— BRANO —
"""

Nel 2002 Kai Diekmann aprì una causa con l’editore di immagini Friede Springer per aver pubblicato un articolo dal titolo «Sex-Schock! Penis kaputt?» (in italiano: Shock sesso! Pene rotto?) in cui raccontava di un’operazione fatta per ridimensionarsi gli attributi utilizzando pezzi di cadaveri. L’ex direttore di Bild non prese bene la notizia e decise di querelare l’autore dell’articolo. La vicenda si concluse con il rifiuto del Tribunale Regionale di Berlino per le accuse di violazione della privacy e diffamazione avanzate da Kai Diekmann. Secondo il tribunale il reato di diffamazione non sussisteva a causa della natura della sua posizione come direttore del giornale Bild.

"""

— DATI —
"""

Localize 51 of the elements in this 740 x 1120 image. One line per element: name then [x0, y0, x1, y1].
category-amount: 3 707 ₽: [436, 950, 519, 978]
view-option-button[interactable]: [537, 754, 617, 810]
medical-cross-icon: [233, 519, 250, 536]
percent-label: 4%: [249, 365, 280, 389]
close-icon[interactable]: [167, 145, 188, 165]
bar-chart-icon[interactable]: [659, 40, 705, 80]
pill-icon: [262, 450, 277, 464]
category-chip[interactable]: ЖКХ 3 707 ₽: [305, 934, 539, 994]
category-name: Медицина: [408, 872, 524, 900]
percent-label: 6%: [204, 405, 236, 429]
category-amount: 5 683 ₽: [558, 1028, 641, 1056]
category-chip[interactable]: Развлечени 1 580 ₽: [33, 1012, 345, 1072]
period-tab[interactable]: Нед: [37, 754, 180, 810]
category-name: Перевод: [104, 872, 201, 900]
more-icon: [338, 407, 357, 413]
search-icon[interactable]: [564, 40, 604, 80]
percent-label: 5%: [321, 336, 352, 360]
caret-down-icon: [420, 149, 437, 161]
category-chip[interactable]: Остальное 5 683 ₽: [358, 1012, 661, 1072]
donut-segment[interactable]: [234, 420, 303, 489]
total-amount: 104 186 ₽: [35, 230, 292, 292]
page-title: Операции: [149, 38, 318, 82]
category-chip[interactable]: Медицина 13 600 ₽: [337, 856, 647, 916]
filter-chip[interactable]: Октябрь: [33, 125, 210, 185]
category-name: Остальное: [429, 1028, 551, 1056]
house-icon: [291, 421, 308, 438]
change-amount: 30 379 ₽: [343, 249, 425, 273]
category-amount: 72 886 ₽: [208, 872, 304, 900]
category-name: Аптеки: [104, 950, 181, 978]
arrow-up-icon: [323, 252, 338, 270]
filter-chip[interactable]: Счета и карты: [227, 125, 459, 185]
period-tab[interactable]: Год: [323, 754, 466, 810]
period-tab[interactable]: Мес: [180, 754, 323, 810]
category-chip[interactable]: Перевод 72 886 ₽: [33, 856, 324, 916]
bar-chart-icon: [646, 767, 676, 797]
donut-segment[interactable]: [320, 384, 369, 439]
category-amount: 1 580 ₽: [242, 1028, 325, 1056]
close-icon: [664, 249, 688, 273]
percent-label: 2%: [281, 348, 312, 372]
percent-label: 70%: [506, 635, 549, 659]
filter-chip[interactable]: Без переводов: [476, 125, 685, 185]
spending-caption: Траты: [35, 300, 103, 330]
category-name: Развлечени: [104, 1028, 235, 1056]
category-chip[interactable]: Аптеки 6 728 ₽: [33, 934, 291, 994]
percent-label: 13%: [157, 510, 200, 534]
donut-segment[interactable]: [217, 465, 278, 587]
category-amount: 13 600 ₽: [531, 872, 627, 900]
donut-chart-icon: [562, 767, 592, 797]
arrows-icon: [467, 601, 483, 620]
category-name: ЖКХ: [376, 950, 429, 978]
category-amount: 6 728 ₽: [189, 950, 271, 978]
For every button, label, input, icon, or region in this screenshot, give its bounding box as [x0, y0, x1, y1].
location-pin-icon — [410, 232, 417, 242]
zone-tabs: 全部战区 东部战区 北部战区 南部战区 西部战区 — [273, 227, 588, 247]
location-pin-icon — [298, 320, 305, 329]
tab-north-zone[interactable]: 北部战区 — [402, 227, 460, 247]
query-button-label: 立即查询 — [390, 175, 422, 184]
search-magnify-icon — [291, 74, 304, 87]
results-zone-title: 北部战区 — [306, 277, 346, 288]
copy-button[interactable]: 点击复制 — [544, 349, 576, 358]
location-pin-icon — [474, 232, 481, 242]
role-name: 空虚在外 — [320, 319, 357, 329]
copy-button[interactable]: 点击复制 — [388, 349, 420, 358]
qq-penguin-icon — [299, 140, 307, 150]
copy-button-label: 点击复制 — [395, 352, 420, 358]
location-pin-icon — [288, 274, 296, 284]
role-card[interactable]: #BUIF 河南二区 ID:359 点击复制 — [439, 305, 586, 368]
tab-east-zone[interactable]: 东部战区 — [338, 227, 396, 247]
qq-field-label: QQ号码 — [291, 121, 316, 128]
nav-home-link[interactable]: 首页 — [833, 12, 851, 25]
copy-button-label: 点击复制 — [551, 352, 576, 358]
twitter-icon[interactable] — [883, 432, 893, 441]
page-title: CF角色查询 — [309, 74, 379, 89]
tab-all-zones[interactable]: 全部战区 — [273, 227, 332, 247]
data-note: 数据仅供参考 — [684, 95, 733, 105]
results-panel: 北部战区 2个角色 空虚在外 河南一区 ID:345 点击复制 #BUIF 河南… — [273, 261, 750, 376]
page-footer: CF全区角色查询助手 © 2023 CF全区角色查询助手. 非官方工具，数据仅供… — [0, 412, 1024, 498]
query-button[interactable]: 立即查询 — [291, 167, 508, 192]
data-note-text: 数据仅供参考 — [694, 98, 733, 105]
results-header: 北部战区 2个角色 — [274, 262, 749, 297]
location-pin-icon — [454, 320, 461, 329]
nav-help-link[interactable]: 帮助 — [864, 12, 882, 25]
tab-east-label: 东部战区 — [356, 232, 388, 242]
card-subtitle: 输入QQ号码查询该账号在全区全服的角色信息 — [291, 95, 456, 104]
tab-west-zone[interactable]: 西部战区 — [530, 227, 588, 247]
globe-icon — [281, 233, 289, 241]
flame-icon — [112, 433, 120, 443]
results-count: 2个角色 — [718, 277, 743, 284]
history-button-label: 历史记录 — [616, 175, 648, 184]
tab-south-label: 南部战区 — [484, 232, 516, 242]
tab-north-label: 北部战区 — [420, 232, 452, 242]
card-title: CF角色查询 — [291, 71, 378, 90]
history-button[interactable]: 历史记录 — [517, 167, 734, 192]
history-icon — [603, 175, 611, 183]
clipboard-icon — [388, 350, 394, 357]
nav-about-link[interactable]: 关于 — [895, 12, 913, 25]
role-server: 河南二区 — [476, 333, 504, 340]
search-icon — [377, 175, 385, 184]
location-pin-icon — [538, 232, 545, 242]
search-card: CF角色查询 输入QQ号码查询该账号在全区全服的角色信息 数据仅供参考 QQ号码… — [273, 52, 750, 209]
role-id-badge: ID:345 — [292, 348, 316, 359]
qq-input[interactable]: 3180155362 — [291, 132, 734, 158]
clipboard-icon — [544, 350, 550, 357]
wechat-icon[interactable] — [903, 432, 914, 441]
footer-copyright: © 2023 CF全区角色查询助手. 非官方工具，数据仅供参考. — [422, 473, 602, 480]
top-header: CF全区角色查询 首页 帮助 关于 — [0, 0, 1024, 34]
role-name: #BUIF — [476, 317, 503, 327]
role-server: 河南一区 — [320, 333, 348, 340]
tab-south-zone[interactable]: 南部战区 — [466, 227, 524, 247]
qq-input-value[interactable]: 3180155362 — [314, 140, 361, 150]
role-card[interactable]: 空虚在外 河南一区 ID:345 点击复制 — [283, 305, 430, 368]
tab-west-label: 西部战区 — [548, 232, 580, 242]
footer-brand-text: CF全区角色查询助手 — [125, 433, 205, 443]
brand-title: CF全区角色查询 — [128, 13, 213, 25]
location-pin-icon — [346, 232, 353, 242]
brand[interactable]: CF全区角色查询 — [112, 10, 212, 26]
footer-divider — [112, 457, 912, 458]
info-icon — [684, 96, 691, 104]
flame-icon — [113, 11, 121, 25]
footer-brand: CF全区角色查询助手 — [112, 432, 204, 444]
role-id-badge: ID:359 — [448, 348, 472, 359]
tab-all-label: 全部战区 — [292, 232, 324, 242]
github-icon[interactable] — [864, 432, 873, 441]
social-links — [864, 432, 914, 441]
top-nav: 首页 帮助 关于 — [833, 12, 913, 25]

"""

— DESCRIZIONE ESERCIZIO —
Continua il brano sulla causa intentata da Kai Diekmann, riprendendo subito dopo la sua ultima frase. Le voci provengono da una fonte diversa dal brano.

— RISULTATO —
Il dibattito sulla libertà artistica tra Kai Diekmann e l’autore dell’opera

Kai Diekmann chiese allo scultore Peter Lenk e al giornale TAZ, dove ha sede l’opera, che l’opera fosse abbattuta perché offensiva ed inopportuna. Il caporedattore di TAZ, Ines Pohl, rimase molto sorpresa e turbata dalla statua e molti degli abbonati alla rivista minacciarono di rescindere il loro abbonamento se non fosse stata abbattuta. La redazione del giornale però si oppose alla scelta della direttrice, criticando che se demolita sarebbe stata una violazione di libertà artistica. A distanza di quasi 10 anni l’opera è ancora presente e meta per molti turisti.